▶ Written instruction:
Transcribe all records exactly.

▶ Extracted records:
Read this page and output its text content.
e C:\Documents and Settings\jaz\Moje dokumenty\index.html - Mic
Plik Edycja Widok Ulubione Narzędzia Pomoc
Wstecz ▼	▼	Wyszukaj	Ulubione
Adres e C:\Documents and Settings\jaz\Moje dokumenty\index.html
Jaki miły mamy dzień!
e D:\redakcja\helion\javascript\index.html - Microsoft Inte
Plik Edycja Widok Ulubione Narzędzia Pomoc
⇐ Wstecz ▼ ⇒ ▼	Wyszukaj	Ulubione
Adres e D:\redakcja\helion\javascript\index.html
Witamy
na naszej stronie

▶ Output below:
Read this page and output its text content.
e C:\Documents and Settings\jaz\Moje dokumenty\index.html - Mic
Plik Edycja Widok Ulubione Narzędzia Pomoc
Wstecz ▼	▼	Wyszukaj	Ulubione
Adres e C:\Documents and Settings\jaz\Moje dokumenty\index.html
Jaki miły mamy dzień!
e D:\redakcja\helion\javascript\index.html - Microsoft Inte
Plik Edycja Widok Ulubione Narzędzia Pomoc
⇐ Wstecz ▼ ⇒ ▼	Wyszukaj	Ulubione
Adres e D:\redakcja\helion\javascript\index.html
Witamy
na naszej stronie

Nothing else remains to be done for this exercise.